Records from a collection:
----

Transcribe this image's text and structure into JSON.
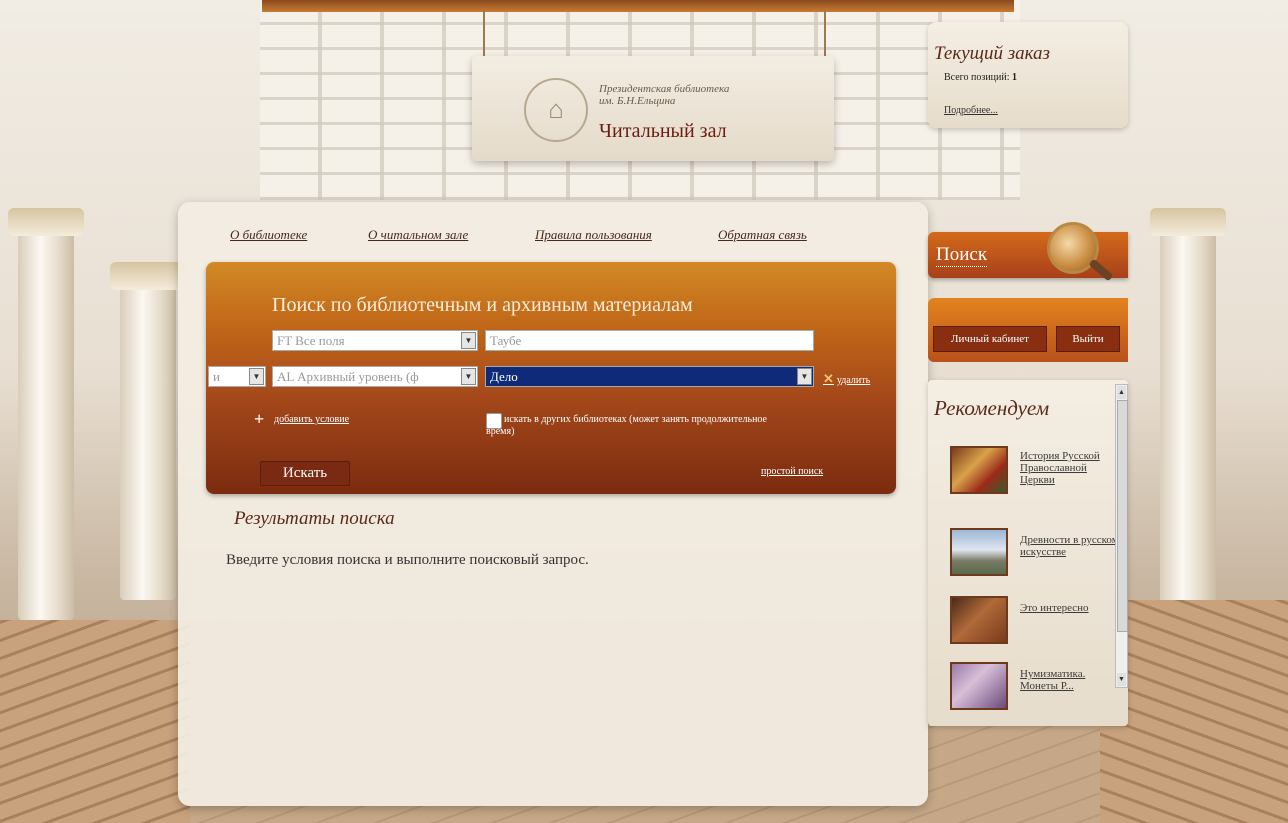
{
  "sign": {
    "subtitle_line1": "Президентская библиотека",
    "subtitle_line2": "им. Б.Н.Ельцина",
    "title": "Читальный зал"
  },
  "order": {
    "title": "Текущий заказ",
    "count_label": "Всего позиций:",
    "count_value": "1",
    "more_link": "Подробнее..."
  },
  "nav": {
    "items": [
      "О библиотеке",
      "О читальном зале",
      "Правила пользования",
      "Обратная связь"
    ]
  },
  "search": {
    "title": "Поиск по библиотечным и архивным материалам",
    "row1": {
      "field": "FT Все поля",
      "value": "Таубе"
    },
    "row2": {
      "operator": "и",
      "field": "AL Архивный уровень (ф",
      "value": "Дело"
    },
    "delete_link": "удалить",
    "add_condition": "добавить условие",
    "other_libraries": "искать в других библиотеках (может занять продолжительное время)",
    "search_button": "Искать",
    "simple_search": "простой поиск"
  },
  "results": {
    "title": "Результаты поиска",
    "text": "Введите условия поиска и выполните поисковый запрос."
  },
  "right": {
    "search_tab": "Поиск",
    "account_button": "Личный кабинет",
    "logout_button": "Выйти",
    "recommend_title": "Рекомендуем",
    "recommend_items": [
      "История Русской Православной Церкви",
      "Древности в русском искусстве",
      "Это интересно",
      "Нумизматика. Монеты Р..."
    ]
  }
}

----

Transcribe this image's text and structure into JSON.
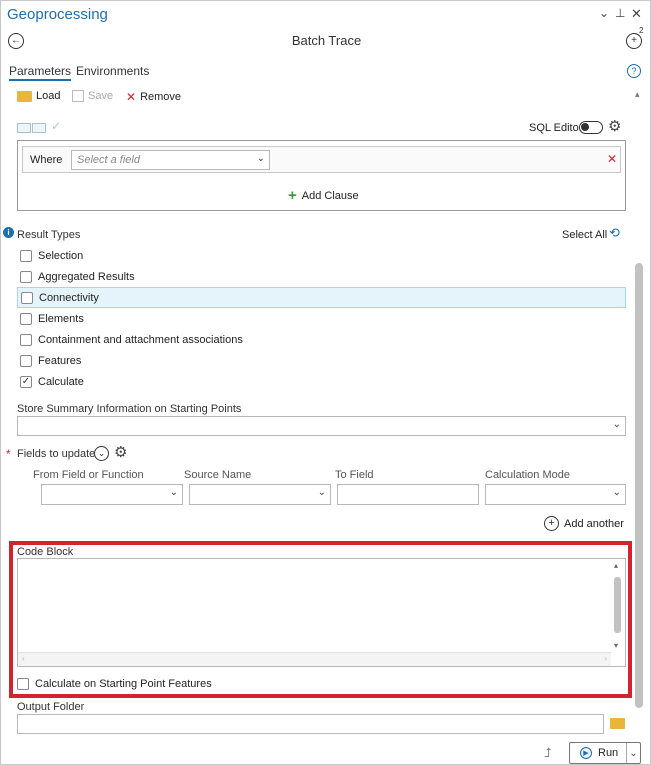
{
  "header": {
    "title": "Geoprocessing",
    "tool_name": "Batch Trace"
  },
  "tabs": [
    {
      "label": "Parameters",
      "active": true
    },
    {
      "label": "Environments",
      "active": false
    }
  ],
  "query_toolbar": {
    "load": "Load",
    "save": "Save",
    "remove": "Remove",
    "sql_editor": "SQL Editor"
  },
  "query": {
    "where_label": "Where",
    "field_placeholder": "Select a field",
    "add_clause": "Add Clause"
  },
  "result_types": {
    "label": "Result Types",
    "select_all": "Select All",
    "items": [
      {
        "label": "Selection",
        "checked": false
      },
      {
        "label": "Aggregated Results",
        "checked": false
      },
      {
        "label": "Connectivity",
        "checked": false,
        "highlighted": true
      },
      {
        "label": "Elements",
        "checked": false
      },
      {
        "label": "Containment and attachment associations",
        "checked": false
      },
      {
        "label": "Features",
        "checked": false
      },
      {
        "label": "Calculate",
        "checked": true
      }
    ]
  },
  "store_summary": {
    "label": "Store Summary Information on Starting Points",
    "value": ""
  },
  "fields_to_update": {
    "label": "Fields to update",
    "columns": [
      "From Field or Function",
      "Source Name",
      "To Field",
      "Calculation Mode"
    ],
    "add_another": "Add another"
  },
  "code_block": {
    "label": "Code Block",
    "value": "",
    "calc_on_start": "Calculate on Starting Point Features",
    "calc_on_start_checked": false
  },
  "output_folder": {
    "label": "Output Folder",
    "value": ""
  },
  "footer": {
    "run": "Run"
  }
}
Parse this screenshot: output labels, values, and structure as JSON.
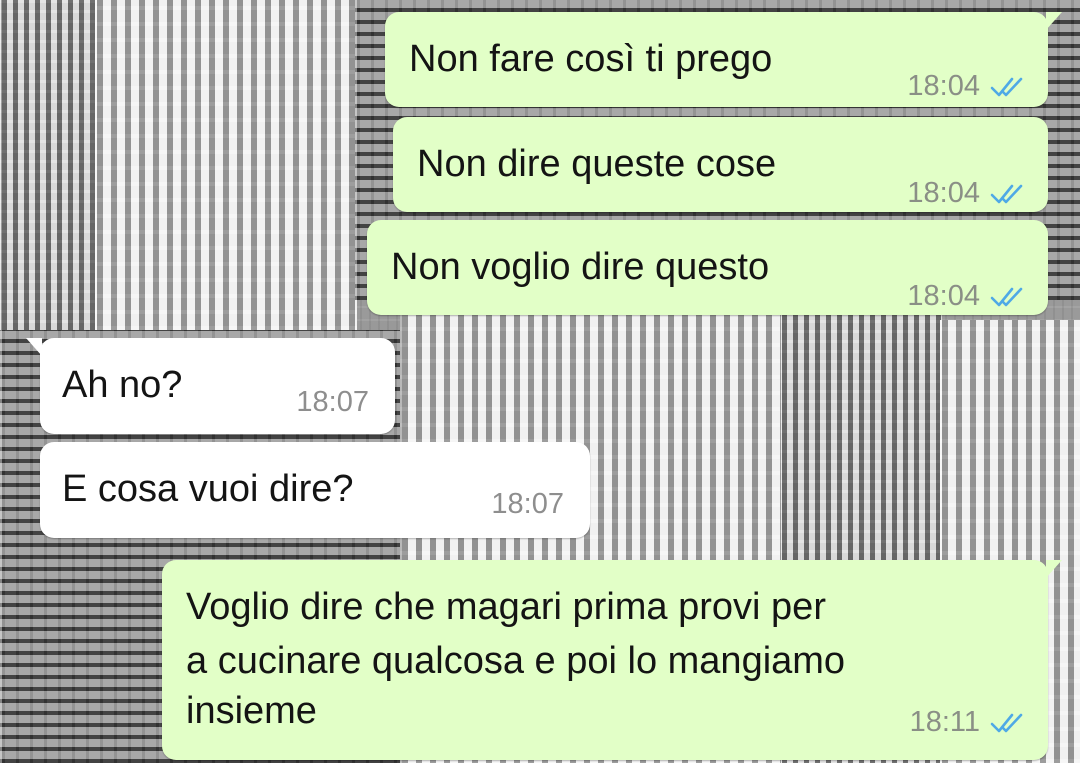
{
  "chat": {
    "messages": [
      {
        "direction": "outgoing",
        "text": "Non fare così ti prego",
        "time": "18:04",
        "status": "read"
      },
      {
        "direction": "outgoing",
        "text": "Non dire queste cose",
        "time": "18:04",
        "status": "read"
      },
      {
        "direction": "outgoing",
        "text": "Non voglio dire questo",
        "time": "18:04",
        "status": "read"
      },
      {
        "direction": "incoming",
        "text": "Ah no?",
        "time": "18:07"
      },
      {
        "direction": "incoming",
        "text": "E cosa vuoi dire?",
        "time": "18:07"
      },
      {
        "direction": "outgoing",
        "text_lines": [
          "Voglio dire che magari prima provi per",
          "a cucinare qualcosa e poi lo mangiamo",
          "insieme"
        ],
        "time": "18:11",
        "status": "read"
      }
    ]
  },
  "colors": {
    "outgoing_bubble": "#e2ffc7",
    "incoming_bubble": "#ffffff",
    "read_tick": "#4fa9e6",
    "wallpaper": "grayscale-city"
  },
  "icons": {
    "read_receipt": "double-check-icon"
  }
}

----

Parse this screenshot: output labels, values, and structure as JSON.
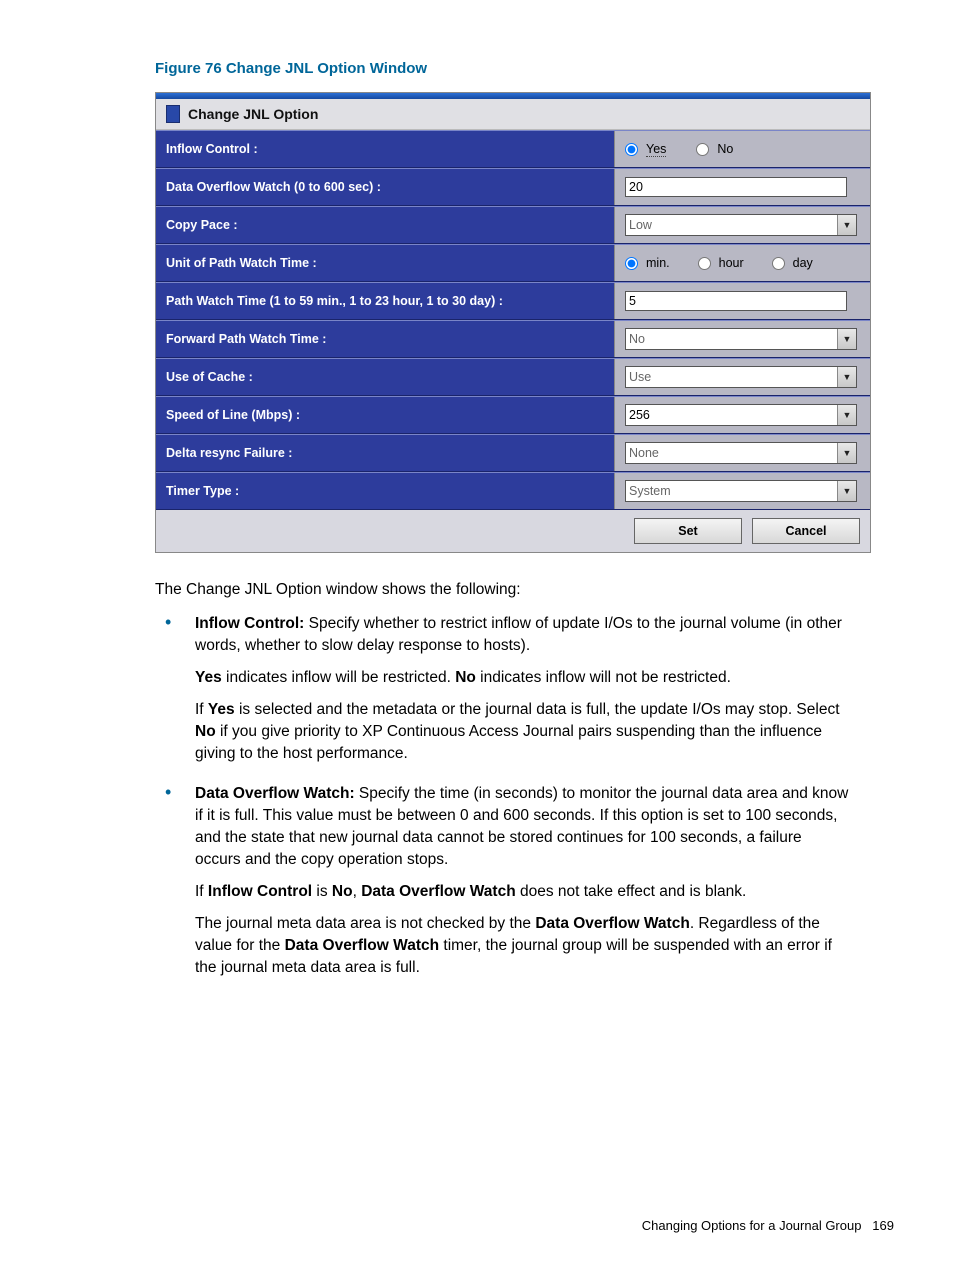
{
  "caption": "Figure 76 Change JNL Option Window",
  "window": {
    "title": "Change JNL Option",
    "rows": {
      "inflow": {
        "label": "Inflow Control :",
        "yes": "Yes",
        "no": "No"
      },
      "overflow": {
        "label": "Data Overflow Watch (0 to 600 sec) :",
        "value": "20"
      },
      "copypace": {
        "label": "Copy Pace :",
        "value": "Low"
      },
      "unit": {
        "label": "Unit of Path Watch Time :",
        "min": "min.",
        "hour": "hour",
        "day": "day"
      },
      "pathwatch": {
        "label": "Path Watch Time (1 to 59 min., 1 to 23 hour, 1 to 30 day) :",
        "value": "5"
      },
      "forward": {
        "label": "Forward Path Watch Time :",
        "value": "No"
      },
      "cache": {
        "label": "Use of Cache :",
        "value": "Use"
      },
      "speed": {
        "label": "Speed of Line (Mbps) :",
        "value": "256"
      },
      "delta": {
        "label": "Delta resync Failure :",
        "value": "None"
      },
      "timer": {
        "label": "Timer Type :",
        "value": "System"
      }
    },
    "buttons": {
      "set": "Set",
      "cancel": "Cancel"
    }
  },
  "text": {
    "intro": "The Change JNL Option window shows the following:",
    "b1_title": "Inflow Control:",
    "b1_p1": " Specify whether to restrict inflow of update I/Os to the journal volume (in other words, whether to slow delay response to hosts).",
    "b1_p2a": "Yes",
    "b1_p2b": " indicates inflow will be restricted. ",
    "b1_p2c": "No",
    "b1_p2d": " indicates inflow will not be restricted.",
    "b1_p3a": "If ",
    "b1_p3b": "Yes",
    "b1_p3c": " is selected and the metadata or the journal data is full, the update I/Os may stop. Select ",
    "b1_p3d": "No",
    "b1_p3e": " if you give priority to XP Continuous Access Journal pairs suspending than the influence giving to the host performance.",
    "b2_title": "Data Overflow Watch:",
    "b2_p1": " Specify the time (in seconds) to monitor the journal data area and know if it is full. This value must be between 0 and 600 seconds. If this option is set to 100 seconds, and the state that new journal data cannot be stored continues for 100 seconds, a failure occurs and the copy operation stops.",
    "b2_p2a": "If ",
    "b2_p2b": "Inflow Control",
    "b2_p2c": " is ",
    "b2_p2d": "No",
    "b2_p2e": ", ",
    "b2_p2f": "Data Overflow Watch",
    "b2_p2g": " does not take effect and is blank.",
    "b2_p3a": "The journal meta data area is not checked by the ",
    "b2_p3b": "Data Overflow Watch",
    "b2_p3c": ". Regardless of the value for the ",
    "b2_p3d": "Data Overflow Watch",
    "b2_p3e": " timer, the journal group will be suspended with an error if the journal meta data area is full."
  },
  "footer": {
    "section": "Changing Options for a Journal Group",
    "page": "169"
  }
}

----

AIM OF THE EXERCISE:
Return all lines containing "поиска".

ANSWER FOR THIS EXERCISE:
    "title": "Результаты поиска",
    "text": "Введите условия поиска и выполните поисковый запрос."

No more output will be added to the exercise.